» **Tarefas**
a. Transcreva sem alterações o trecho da entrevista sobre poesia que começa em "JF: Numa entrevista, em" e vai até "Ainda pensa assim?".
b. Na entrevista sobre poesia, que autorização receberam as duas crianças da casa que competiam para recitar o poema?
c. Dê seguimento à entrevista sobre poesia, escrevendo o que vem depois da última frase apresentada.

» **Excerto da página**
Nesse momento, ele dá umas pancadinhas na janela e a sua bela namorada – a filha de olhos negros do senhorio... ele tinha prometido que a vinha ver e agora está ali: “I’ll come to thee by moonlight, though hell should bar the way.” Mas de repente os soldados estão a persegui-lo, atiram sobre ele, e o “highwayman” fica estirado numa poça de sangue, na estrada [Risos]. Bem macabro. As crianças de nove anos adoram estas coisas! Na nossa casa, éramos duas e sabíamos o poema de cor; competíamos para ver quem o recitava, até que nos autorizaram a recitar metade cada uma.
JF: Numa entrevista, em 2001, disse que se tinha tornado “menos interessada na escrita da poesia; simplesmente já não me entusiasma como dantes. É algo que já fiz; tornou-se num trabalho rotineiro.” Ainda pensa assim?
Já não penso dessa forma, mas nessa altura tinha ficado farta de toda a actividade da poesia: os concursos, os cursos, a escrita criativa, tudo isso. Quando era jovem, a poesia era uma ocupação privada; uma pessoa lia livros e depois punha-se a escrever os seus. Era assim que se fazia. Além disso, começou-me a aborrecer aquilo que andava a escrever. Pareceu-me que me estava a repetir, que já tinha dito aquilo tudo antes e um pouco melhor da primeira vez. Também tinha ficado completamente obcecada com a pesquisa da minha história familiar, o que me ocupou durante anos depois de o meu pai ter morrido. Simplesmente apaixonei-me pelos factos, em detrimento da ficção ou lá o que os poemas são. Mas passado algum tempo a poesia voltou a insurgir-se e apercebi-me de que conseguia escrever poemas muito curtos.

» **Excerto dos dados**

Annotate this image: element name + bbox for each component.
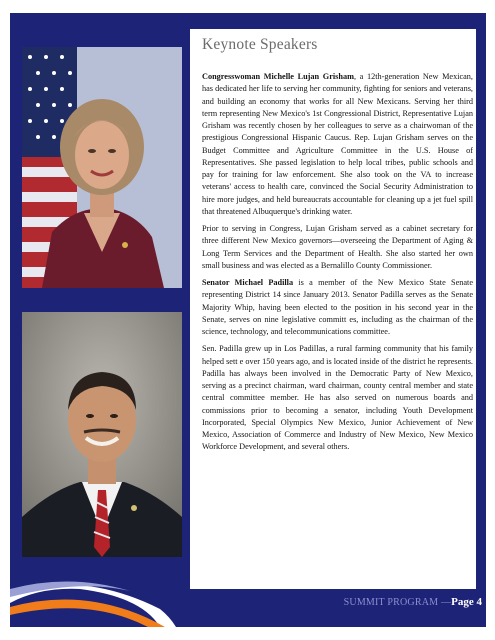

» **Respostas por tarefa**
a.
JF: Numa entrevista, em 2001, disse que se tinha tornado “menos interessada na escrita da poesia; simplesmente já não me entusiasma como dantes. É algo que já fiz; tornou-se num trabalho rotineiro.” Ainda pensa assim?

b. Foram autorizadas a recitar metade do poema cada uma.

c.
Ao mesmo tempo, deixei de fumar e pensei: “Ora, já que larguei a escrita de poesia, também posso deixar de fumar,” porque antes para me concentrar tinha necessariamente de fumar. Investigar a história familiar não requer concentração. Depois, quando voltei à poesia, comecei por escrever poemas curtos, com cinco versos, e gradualmente os poemas começaram a ficar um pouco maiores.
JF: Porque deixou de fumar? Ocorre-me o seu verso: “Some of us are a little tired of hearing that cigarettes kill”.
Bom, sim, lá no fundo ainda sou fumadora. Não é uma coisa que faça bem, mas eu estava viciada. Tornara-se cada vez mais difícil viver num mundo “não-fumador”; eram tantos lugares onde não se podia fumar. A primeira vez que tive de sobrevoar o Atlântico sem fumar, fi-lo sem qualquer aviso. Era uma companhia aérea canadiana e de repente disseram que era proibido fumar. Fumei cigarro atrás de cigarro no aeroporto, até ficar enjoada, embarquei no avião e tomei um Valium. O comprimido não me pôs a dormir mas distraiu-me daquilo. Além disso, os meus netos estavam preocupados comigo. E adquiri uma espécie de desprezo por mim mesma por ser uma viciada tão patética, uma vítima do meu vício. Não queria estar sempre a entrar em salas a pensar quando é que ia poder fumar outro cigarro. Preferia pensar noutras coisas. Então deixei de fumar aos poucos.
JF: Referiu há pouco que prefere escrever sobre factos do que escrever sobre a ficção, ou o que quer que os poemas sejam, mas muitas vezes os seus poemas têm origens históricas... origens que podem vir a dar dores de cabeça aos críticos do futuro.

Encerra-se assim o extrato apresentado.